Exercise task —
For the material that follows, list every line containing the word "working".

Data for this task —
◇ ◇ ◇ ◇
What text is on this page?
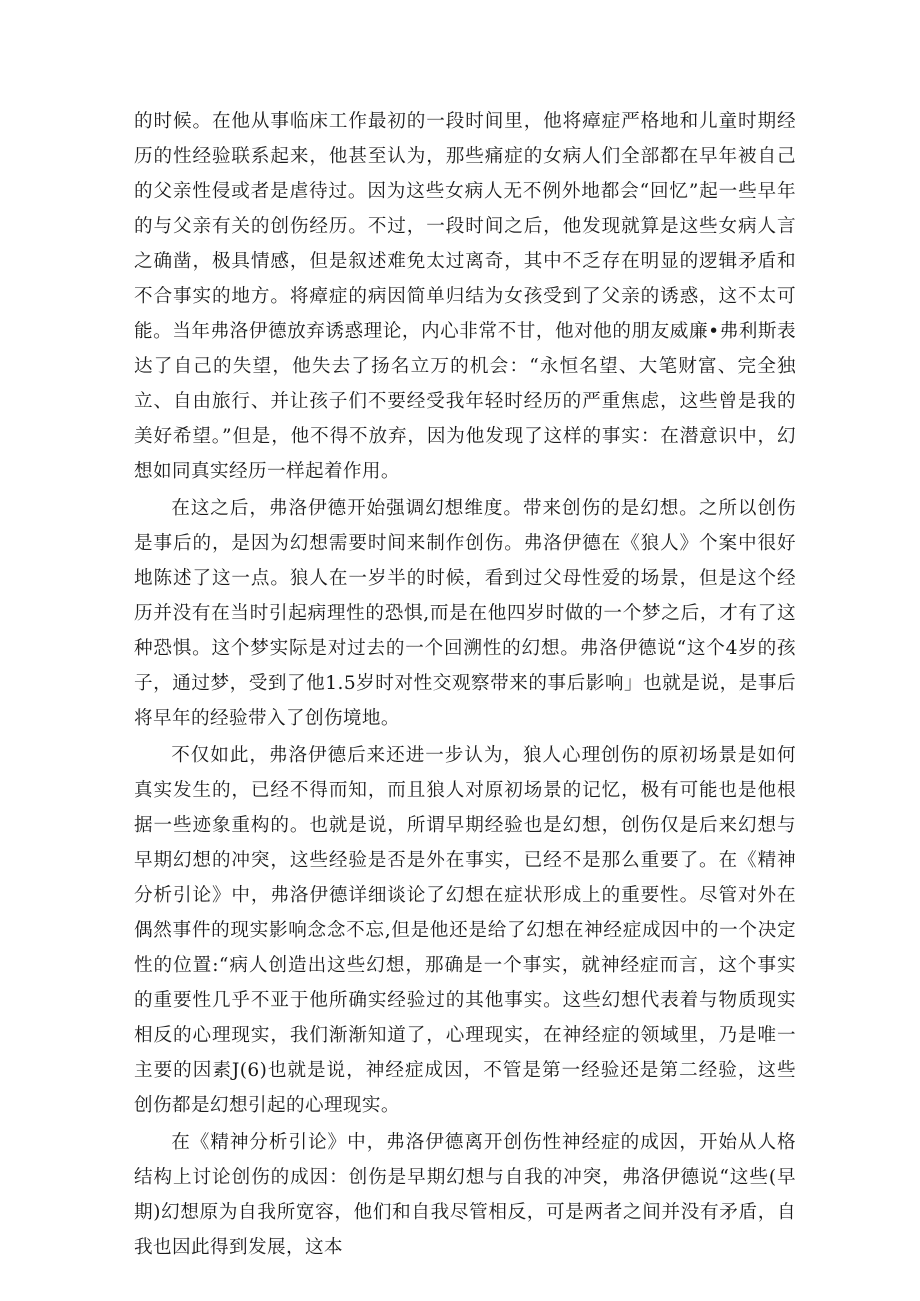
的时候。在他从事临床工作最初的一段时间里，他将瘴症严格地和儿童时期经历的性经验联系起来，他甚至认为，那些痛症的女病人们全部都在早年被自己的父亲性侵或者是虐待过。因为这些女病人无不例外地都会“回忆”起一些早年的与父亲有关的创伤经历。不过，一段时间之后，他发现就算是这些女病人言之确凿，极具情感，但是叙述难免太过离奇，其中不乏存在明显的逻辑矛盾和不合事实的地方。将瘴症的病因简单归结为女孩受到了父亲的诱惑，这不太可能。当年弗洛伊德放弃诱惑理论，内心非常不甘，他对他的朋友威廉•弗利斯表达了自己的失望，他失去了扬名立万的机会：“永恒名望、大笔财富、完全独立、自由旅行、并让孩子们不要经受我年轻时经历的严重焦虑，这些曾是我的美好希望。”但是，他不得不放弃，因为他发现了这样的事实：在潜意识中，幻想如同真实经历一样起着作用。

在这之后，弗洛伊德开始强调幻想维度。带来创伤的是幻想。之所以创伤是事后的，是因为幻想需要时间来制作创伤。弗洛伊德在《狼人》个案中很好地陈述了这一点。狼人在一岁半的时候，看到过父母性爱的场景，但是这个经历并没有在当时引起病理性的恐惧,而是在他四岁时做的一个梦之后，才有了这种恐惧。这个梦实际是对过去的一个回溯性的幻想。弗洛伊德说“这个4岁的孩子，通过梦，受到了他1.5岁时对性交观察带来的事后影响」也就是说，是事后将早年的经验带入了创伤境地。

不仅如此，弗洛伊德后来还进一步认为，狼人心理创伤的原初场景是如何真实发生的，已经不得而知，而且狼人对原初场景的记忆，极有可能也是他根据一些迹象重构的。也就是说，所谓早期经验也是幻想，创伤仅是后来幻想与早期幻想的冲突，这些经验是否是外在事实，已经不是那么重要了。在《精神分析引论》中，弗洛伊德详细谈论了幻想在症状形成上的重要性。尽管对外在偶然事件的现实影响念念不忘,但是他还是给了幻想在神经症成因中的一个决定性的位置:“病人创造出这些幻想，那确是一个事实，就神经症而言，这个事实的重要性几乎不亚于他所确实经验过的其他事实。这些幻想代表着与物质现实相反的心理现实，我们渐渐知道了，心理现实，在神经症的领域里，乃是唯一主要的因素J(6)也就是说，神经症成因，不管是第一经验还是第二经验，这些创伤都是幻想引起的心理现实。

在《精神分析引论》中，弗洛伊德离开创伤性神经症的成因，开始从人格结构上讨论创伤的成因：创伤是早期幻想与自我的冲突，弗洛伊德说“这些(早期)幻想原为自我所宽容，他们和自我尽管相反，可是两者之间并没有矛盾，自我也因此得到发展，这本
◇ ◇ ◇ ◇
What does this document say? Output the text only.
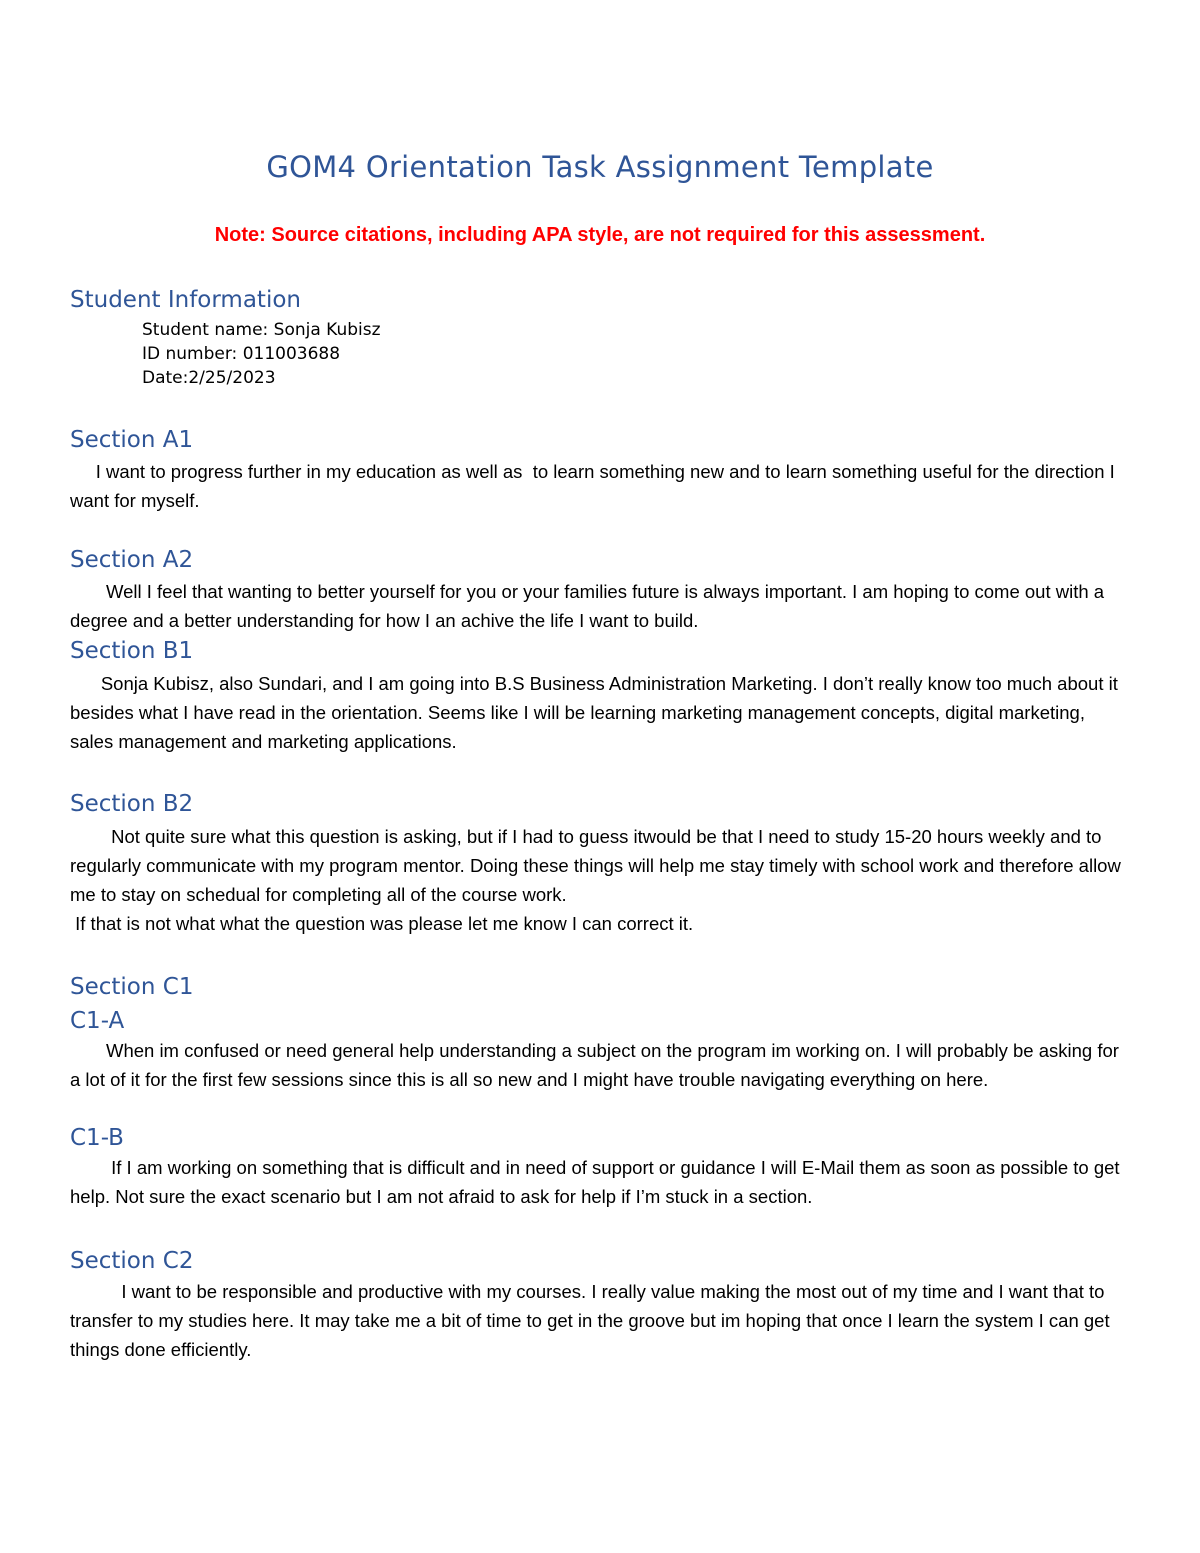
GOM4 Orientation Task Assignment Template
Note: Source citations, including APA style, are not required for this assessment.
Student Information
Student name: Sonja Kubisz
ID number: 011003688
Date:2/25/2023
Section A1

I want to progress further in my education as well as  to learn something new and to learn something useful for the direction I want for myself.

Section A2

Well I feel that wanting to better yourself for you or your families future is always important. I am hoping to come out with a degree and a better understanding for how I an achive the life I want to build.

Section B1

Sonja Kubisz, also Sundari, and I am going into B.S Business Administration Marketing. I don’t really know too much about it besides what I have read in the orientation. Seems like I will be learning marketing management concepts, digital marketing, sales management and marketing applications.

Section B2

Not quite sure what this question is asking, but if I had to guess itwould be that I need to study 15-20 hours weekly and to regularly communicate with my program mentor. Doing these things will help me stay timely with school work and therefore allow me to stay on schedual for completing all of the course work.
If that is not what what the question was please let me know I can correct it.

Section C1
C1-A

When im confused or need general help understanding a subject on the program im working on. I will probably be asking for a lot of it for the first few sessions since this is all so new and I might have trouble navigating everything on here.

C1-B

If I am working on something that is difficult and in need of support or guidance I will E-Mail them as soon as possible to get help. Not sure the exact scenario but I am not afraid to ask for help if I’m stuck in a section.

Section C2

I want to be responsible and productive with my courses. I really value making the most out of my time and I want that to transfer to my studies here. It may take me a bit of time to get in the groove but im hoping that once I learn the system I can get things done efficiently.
◇ ◇ ◇ ◇
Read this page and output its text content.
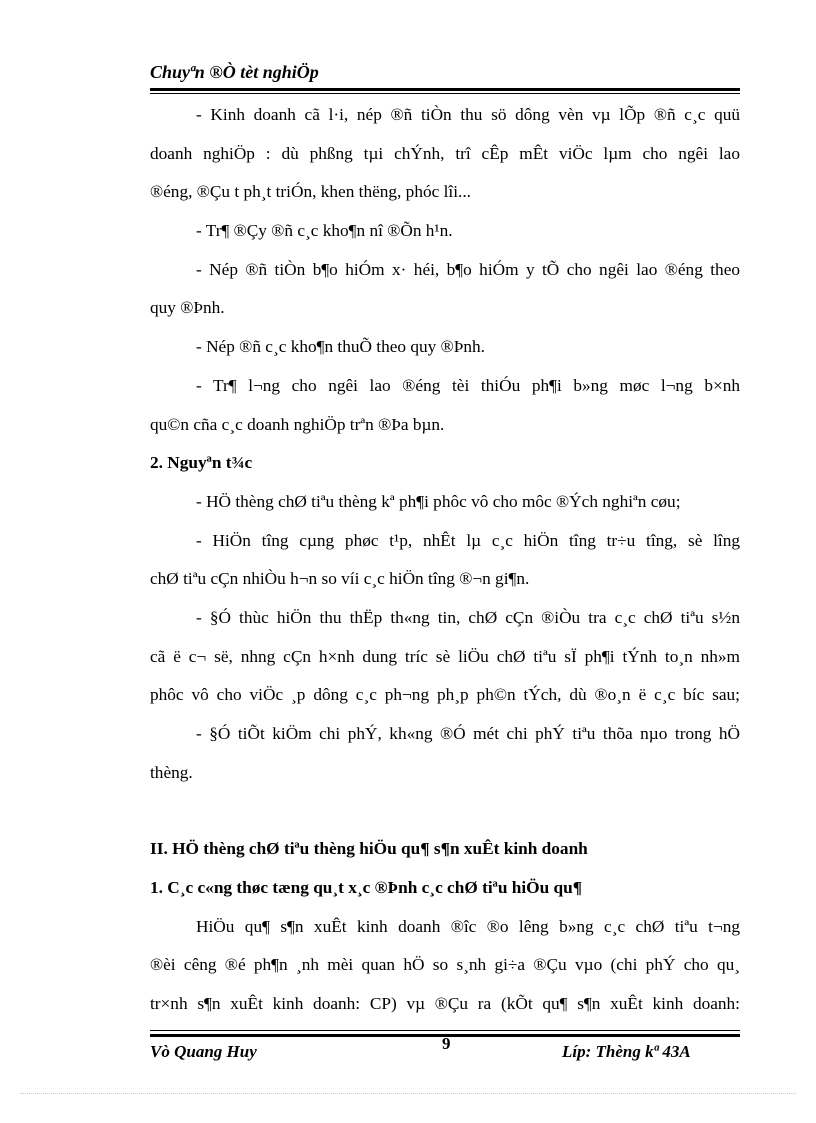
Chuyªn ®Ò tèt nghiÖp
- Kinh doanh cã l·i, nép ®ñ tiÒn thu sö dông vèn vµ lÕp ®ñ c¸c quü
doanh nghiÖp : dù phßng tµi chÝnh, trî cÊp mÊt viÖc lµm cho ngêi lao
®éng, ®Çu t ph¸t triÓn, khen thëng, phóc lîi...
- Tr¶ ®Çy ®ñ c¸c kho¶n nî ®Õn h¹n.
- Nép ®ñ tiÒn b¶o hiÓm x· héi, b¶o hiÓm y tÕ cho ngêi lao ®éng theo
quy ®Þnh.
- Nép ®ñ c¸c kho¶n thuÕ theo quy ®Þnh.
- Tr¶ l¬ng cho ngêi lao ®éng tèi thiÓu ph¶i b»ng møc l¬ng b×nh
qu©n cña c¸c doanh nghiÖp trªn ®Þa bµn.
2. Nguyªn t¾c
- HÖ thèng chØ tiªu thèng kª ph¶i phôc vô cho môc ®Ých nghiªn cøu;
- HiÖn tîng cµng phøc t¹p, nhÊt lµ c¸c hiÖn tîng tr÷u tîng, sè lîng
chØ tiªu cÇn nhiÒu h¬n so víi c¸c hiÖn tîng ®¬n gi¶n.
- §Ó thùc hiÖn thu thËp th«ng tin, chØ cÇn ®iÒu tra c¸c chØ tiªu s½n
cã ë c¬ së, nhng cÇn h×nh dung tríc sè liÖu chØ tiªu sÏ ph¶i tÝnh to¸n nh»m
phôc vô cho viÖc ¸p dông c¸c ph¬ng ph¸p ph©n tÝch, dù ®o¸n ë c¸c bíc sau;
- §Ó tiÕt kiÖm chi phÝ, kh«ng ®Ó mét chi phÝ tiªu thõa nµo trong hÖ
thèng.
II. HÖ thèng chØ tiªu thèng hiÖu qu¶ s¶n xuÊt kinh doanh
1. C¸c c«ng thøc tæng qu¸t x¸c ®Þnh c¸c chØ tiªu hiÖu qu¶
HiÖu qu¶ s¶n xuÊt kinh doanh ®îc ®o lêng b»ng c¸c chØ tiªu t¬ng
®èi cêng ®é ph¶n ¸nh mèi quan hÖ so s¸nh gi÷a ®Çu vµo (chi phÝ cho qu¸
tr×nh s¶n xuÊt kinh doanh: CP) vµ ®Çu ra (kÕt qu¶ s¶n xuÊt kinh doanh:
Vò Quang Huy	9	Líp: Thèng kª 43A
◇ ◇ ◇ ◇
Task result —
When im confused or need general help understanding a subject on the program im working on. I will probably be asking for a lot of it for the first few sessions since this is all so new and I might have trouble navigating everything on here.
If I am working on something that is difficult and in need of support or guidance I will E-Mail them as soon as possible to get help. Not sure the exact scenario but I am not afraid to ask for help if I’m stuck in a section.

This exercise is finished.